→ **Objective**
Extract every line that contains the word "Granville".

→ **Records for this task**

+===+

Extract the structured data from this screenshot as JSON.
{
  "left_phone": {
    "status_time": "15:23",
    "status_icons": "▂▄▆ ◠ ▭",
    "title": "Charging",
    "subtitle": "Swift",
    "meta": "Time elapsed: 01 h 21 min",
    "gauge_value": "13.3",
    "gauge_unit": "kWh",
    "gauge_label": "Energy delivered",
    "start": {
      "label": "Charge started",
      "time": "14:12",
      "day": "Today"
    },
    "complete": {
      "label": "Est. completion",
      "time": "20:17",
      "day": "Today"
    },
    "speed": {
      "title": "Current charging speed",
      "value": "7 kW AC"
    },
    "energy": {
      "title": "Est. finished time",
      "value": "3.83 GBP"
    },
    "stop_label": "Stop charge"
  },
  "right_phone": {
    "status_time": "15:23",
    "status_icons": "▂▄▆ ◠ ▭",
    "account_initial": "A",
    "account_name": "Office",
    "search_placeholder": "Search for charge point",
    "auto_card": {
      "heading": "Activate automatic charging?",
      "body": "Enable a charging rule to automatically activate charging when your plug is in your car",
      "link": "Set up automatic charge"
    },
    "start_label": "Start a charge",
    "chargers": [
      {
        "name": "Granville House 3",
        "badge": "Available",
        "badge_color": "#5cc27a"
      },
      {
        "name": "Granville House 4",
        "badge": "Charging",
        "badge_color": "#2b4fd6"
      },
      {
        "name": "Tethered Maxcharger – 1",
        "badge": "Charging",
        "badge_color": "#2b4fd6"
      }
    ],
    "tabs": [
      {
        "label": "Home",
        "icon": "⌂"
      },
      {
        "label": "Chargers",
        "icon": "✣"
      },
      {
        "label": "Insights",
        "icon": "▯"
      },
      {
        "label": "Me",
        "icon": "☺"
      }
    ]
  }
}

+===+

→ **Correct output**
        "name": "Granville House 3",
        "name": "Granville House 4",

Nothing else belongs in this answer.